What the task asks:
Output each entry that follows exactly. Images stay out.

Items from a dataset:
● ● ●
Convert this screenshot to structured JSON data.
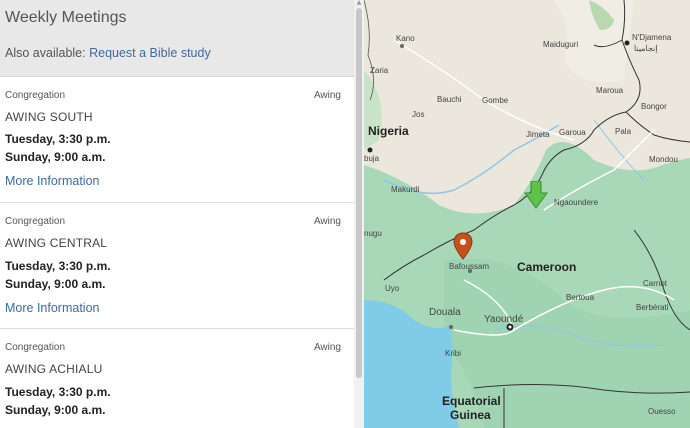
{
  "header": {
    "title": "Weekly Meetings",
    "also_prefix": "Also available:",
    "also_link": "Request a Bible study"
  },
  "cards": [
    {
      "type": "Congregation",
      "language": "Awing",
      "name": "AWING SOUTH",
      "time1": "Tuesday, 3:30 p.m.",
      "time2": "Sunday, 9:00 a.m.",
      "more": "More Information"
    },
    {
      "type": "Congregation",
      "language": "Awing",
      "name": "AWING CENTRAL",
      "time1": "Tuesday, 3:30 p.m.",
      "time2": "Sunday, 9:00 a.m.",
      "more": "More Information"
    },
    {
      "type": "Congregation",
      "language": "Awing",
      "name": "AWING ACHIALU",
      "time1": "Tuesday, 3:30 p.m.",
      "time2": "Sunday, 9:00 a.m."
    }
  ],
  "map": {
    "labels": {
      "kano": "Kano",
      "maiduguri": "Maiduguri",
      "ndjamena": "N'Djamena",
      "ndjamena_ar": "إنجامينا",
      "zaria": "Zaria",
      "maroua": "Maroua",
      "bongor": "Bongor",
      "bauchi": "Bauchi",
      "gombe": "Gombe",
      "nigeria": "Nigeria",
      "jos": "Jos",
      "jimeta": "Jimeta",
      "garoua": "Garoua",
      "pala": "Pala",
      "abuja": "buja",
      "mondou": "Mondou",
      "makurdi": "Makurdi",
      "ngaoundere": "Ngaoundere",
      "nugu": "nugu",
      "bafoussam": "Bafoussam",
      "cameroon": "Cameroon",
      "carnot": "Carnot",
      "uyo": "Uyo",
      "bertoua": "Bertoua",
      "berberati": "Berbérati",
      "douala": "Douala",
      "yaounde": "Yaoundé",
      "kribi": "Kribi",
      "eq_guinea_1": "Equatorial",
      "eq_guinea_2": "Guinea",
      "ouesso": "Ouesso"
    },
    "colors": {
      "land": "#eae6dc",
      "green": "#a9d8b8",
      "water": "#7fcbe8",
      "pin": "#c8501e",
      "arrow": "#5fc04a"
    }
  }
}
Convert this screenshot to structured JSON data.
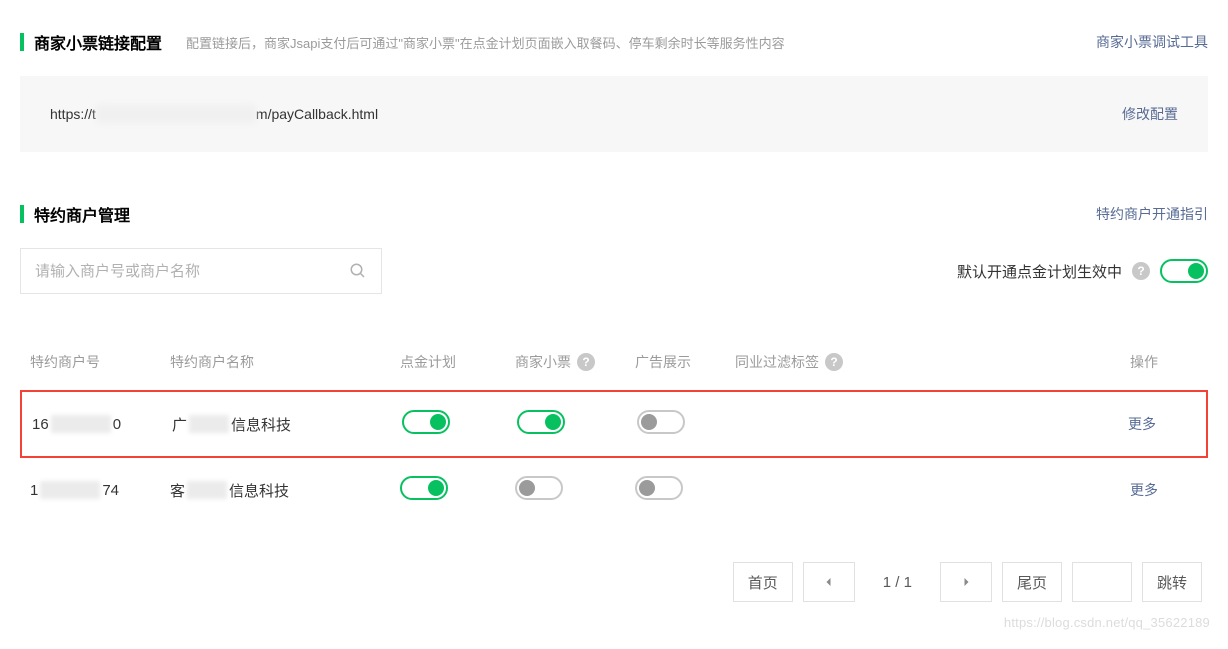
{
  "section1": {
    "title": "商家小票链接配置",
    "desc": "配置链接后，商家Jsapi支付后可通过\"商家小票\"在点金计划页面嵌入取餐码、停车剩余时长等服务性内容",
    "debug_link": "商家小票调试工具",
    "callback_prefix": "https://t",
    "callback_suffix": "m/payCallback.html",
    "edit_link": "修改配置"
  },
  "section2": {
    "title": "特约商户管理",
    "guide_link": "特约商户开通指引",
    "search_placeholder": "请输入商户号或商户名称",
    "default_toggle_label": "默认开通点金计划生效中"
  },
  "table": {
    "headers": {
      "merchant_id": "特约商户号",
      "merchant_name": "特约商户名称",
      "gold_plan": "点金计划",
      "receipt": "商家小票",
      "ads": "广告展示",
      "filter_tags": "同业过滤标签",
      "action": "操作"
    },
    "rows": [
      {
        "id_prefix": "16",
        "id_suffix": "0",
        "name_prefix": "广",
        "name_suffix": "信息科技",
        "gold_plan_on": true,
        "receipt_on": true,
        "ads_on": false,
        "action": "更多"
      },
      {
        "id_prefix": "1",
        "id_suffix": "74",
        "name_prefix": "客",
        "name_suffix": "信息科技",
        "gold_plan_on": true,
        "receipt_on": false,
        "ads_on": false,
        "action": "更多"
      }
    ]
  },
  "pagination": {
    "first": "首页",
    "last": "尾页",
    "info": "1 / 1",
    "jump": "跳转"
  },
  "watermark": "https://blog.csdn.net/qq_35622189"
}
● ● ●
Task answer:
Convert this screenshot to structured JSON data.
{
  "header": {
    "title": "Weekly Meetings",
    "also_prefix": "Also available:",
    "also_link": "Request a Bible study"
  },
  "cards": [
    {
      "type": "Congregation",
      "language": "Awing",
      "name": "AWING SOUTH",
      "time1": "Tuesday, 3:30 p.m.",
      "time2": "Sunday, 9:00 a.m.",
      "more": "More Information"
    },
    {
      "type": "Congregation",
      "language": "Awing",
      "name": "AWING CENTRAL",
      "time1": "Tuesday, 3:30 p.m.",
      "time2": "Sunday, 9:00 a.m.",
      "more": "More Information"
    },
    {
      "type": "Congregation",
      "language": "Awing",
      "name": "AWING ACHIALU",
      "time1": "Tuesday, 3:30 p.m.",
      "time2": "Sunday, 9:00 a.m."
    }
  ],
  "map": {
    "labels": {
      "kano": "Kano",
      "maiduguri": "Maiduguri",
      "ndjamena": "N'Djamena",
      "ndjamena_ar": "إنجامينا",
      "zaria": "Zaria",
      "maroua": "Maroua",
      "bongor": "Bongor",
      "bauchi": "Bauchi",
      "gombe": "Gombe",
      "nigeria": "Nigeria",
      "jos": "Jos",
      "jimeta": "Jimeta",
      "garoua": "Garoua",
      "pala": "Pala",
      "abuja": "buja",
      "mondou": "Mondou",
      "makurdi": "Makurdi",
      "ngaoundere": "Ngaoundere",
      "nugu": "nugu",
      "bafoussam": "Bafoussam",
      "cameroon": "Cameroon",
      "carnot": "Carnot",
      "uyo": "Uyo",
      "bertoua": "Bertoua",
      "berberati": "Berbérati",
      "douala": "Douala",
      "yaounde": "Yaoundé",
      "kribi": "Kribi",
      "eq_guinea_1": "Equatorial",
      "eq_guinea_2": "Guinea",
      "ouesso": "Ouesso"
    },
    "colors": {
      "land": "#eae6dc",
      "green": "#a9d8b8",
      "water": "#7fcbe8",
      "pin": "#c8501e",
      "arrow": "#5fc04a"
    }
  }
}
Convert this screenshot to structured JSON data.
{
  "section1": {
    "title": "商家小票链接配置",
    "desc": "配置链接后，商家Jsapi支付后可通过\"商家小票\"在点金计划页面嵌入取餐码、停车剩余时长等服务性内容",
    "debug_link": "商家小票调试工具",
    "callback_prefix": "https://t",
    "callback_suffix": "m/payCallback.html",
    "edit_link": "修改配置"
  },
  "section2": {
    "title": "特约商户管理",
    "guide_link": "特约商户开通指引",
    "search_placeholder": "请输入商户号或商户名称",
    "default_toggle_label": "默认开通点金计划生效中"
  },
  "table": {
    "headers": {
      "merchant_id": "特约商户号",
      "merchant_name": "特约商户名称",
      "gold_plan": "点金计划",
      "receipt": "商家小票",
      "ads": "广告展示",
      "filter_tags": "同业过滤标签",
      "action": "操作"
    },
    "rows": [
      {
        "id_prefix": "16",
        "id_suffix": "0",
        "name_prefix": "广",
        "name_suffix": "信息科技",
        "gold_plan_on": true,
        "receipt_on": true,
        "ads_on": false,
        "action": "更多"
      },
      {
        "id_prefix": "1",
        "id_suffix": "74",
        "name_prefix": "客",
        "name_suffix": "信息科技",
        "gold_plan_on": true,
        "receipt_on": false,
        "ads_on": false,
        "action": "更多"
      }
    ]
  },
  "pagination": {
    "first": "首页",
    "last": "尾页",
    "info": "1 / 1",
    "jump": "跳转"
  },
  "watermark": "https://blog.csdn.net/qq_35622189"
}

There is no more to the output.